■ **STATED GOAL**: Images embedded in the records are excluded; print everything else exactly as given.

[Start PROVIDED DATA]

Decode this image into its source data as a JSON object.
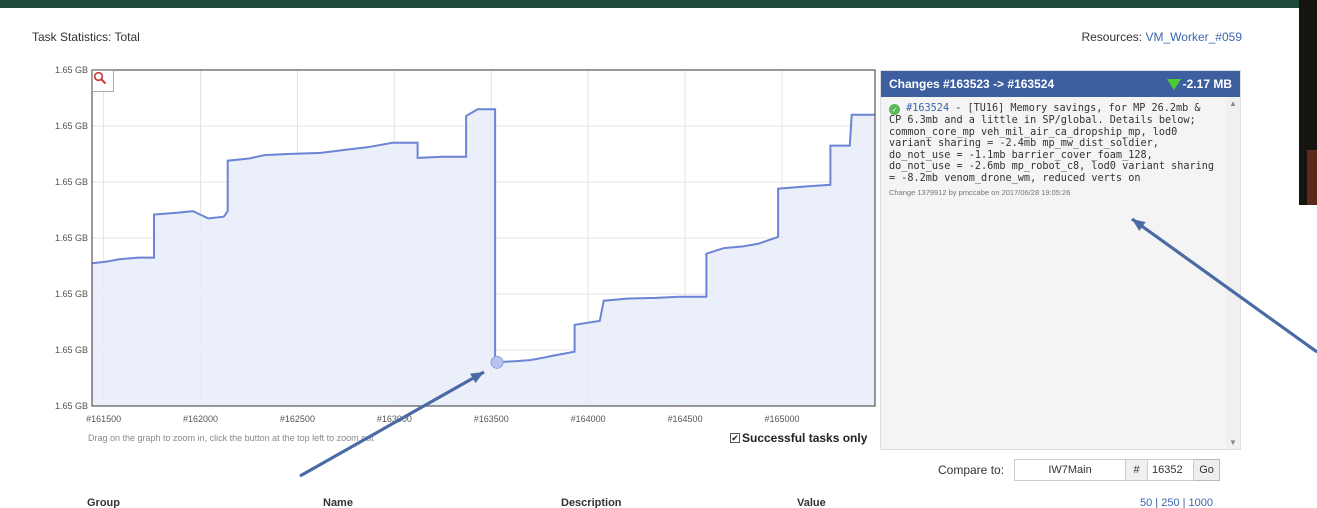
{
  "page": {
    "title": "Task Statistics: Total",
    "resources_label": "Resources:",
    "resources_value": "VM_Worker_#059"
  },
  "chart_data": {
    "type": "line",
    "title": "",
    "xlabel": "",
    "ylabel": "",
    "x_ticks": [
      "#161500",
      "#162000",
      "#162500",
      "#163000",
      "#163500",
      "#164000",
      "#164500",
      "#165000"
    ],
    "x_tick_values": [
      161500,
      162000,
      162500,
      163000,
      163500,
      164000,
      164500,
      165000
    ],
    "y_ticks": [
      "1.65 GB",
      "1.65 GB",
      "1.65 GB",
      "1.65 GB",
      "1.65 GB",
      "1.65 GB",
      "1.65 GB"
    ],
    "y_tick_values": [
      0,
      1,
      2,
      3,
      4,
      5,
      6
    ],
    "xlim": [
      161440,
      165480
    ],
    "ylim": [
      0,
      6
    ],
    "grid": true,
    "step": true,
    "series": [
      {
        "values": [
          [
            161440,
            2.55
          ],
          [
            161520,
            2.58
          ],
          [
            161580,
            2.62
          ],
          [
            161680,
            2.65
          ],
          [
            161760,
            2.65
          ],
          [
            161760,
            3.42
          ],
          [
            161880,
            3.45
          ],
          [
            161960,
            3.48
          ],
          [
            162040,
            3.35
          ],
          [
            162120,
            3.38
          ],
          [
            162140,
            3.48
          ],
          [
            162140,
            4.38
          ],
          [
            162250,
            4.42
          ],
          [
            162330,
            4.48
          ],
          [
            162450,
            4.5
          ],
          [
            162620,
            4.52
          ],
          [
            162760,
            4.58
          ],
          [
            162860,
            4.62
          ],
          [
            162990,
            4.7
          ],
          [
            163120,
            4.7
          ],
          [
            163120,
            4.43
          ],
          [
            163250,
            4.45
          ],
          [
            163370,
            4.45
          ],
          [
            163370,
            5.18
          ],
          [
            163430,
            5.3
          ],
          [
            163520,
            5.3
          ],
          [
            163520,
            0.78
          ],
          [
            163620,
            0.8
          ],
          [
            163700,
            0.82
          ],
          [
            163780,
            0.87
          ],
          [
            163820,
            0.9
          ],
          [
            163930,
            0.97
          ],
          [
            163930,
            1.45
          ],
          [
            164060,
            1.52
          ],
          [
            164080,
            1.88
          ],
          [
            164210,
            1.92
          ],
          [
            164350,
            1.93
          ],
          [
            164470,
            1.95
          ],
          [
            164610,
            1.95
          ],
          [
            164610,
            2.72
          ],
          [
            164700,
            2.82
          ],
          [
            164800,
            2.85
          ],
          [
            164880,
            2.9
          ],
          [
            164980,
            3.02
          ],
          [
            164980,
            3.88
          ],
          [
            165120,
            3.92
          ],
          [
            165250,
            3.95
          ],
          [
            165250,
            4.65
          ],
          [
            165350,
            4.65
          ],
          [
            165360,
            5.2
          ],
          [
            165480,
            5.2
          ]
        ]
      }
    ],
    "highlight_point": [
      163530,
      0.78
    ],
    "line_color": "#6c84d4",
    "fill_color": "#e6ecf9",
    "hint": "Drag on the graph to zoom in, click the button at the top left to zoom out",
    "successful_label": "Successful tasks only",
    "successful_checked": true
  },
  "changes": {
    "header": "Changes #163523 -> #163524",
    "delta": "-2.17 MB",
    "delta_color": "#4ccc33",
    "link": "#163524",
    "text": " - [TU16] Memory savings, for MP 26.2mb & CP 6.3mb and a little in SP/global. Details below; common_core_mp veh_mil_air_ca_dropship_mp, lod0 variant sharing = -2.4mb mp_mw_dist_soldier, do_not_use = -1.1mb barrier_cover_foam_128, do_not_use = -2.6mb mp_robot_c8, lod0 variant sharing = -8.2mb venom_drone_wm, reduced verts on",
    "meta": "Change 1379912 by pmccabe on 2017/06/28 19:05:26",
    "icon": "check-circle-icon"
  },
  "compare": {
    "label": "Compare to:",
    "branch": "IW7Main",
    "hash": "#",
    "number": "16352",
    "go": "Go"
  },
  "table": {
    "headers": [
      "Group",
      "Name",
      "Description",
      "Value"
    ]
  },
  "pager": "50 | 250 | 1000",
  "annotation_color": "#4a6aa5"
}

[End PROVIDED DATA]

■ **TASK ANSWER**:
Decode this image into its source data as a JSON object.
{
  "page": {
    "title": "Task Statistics: Total",
    "resources_label": "Resources:",
    "resources_value": "VM_Worker_#059"
  },
  "chart_data": {
    "type": "line",
    "title": "",
    "xlabel": "",
    "ylabel": "",
    "x_ticks": [
      "#161500",
      "#162000",
      "#162500",
      "#163000",
      "#163500",
      "#164000",
      "#164500",
      "#165000"
    ],
    "x_tick_values": [
      161500,
      162000,
      162500,
      163000,
      163500,
      164000,
      164500,
      165000
    ],
    "y_ticks": [
      "1.65 GB",
      "1.65 GB",
      "1.65 GB",
      "1.65 GB",
      "1.65 GB",
      "1.65 GB",
      "1.65 GB"
    ],
    "y_tick_values": [
      0,
      1,
      2,
      3,
      4,
      5,
      6
    ],
    "xlim": [
      161440,
      165480
    ],
    "ylim": [
      0,
      6
    ],
    "grid": true,
    "step": true,
    "series": [
      {
        "values": [
          [
            161440,
            2.55
          ],
          [
            161520,
            2.58
          ],
          [
            161580,
            2.62
          ],
          [
            161680,
            2.65
          ],
          [
            161760,
            2.65
          ],
          [
            161760,
            3.42
          ],
          [
            161880,
            3.45
          ],
          [
            161960,
            3.48
          ],
          [
            162040,
            3.35
          ],
          [
            162120,
            3.38
          ],
          [
            162140,
            3.48
          ],
          [
            162140,
            4.38
          ],
          [
            162250,
            4.42
          ],
          [
            162330,
            4.48
          ],
          [
            162450,
            4.5
          ],
          [
            162620,
            4.52
          ],
          [
            162760,
            4.58
          ],
          [
            162860,
            4.62
          ],
          [
            162990,
            4.7
          ],
          [
            163120,
            4.7
          ],
          [
            163120,
            4.43
          ],
          [
            163250,
            4.45
          ],
          [
            163370,
            4.45
          ],
          [
            163370,
            5.18
          ],
          [
            163430,
            5.3
          ],
          [
            163520,
            5.3
          ],
          [
            163520,
            0.78
          ],
          [
            163620,
            0.8
          ],
          [
            163700,
            0.82
          ],
          [
            163780,
            0.87
          ],
          [
            163820,
            0.9
          ],
          [
            163930,
            0.97
          ],
          [
            163930,
            1.45
          ],
          [
            164060,
            1.52
          ],
          [
            164080,
            1.88
          ],
          [
            164210,
            1.92
          ],
          [
            164350,
            1.93
          ],
          [
            164470,
            1.95
          ],
          [
            164610,
            1.95
          ],
          [
            164610,
            2.72
          ],
          [
            164700,
            2.82
          ],
          [
            164800,
            2.85
          ],
          [
            164880,
            2.9
          ],
          [
            164980,
            3.02
          ],
          [
            164980,
            3.88
          ],
          [
            165120,
            3.92
          ],
          [
            165250,
            3.95
          ],
          [
            165250,
            4.65
          ],
          [
            165350,
            4.65
          ],
          [
            165360,
            5.2
          ],
          [
            165480,
            5.2
          ]
        ]
      }
    ],
    "highlight_point": [
      163530,
      0.78
    ],
    "line_color": "#6c84d4",
    "fill_color": "#e6ecf9",
    "hint": "Drag on the graph to zoom in, click the button at the top left to zoom out",
    "successful_label": "Successful tasks only",
    "successful_checked": true
  },
  "changes": {
    "header": "Changes #163523 -> #163524",
    "delta": "-2.17 MB",
    "delta_color": "#4ccc33",
    "link": "#163524",
    "text": " - [TU16] Memory savings, for MP 26.2mb & CP 6.3mb and a little in SP/global. Details below; common_core_mp veh_mil_air_ca_dropship_mp, lod0 variant sharing = -2.4mb mp_mw_dist_soldier, do_not_use = -1.1mb barrier_cover_foam_128, do_not_use = -2.6mb mp_robot_c8, lod0 variant sharing = -8.2mb venom_drone_wm, reduced verts on",
    "meta": "Change 1379912 by pmccabe on 2017/06/28 19:05:26",
    "icon": "check-circle-icon"
  },
  "compare": {
    "label": "Compare to:",
    "branch": "IW7Main",
    "hash": "#",
    "number": "16352",
    "go": "Go"
  },
  "table": {
    "headers": [
      "Group",
      "Name",
      "Description",
      "Value"
    ]
  },
  "pager": "50 | 250 | 1000",
  "annotation_color": "#4a6aa5"
}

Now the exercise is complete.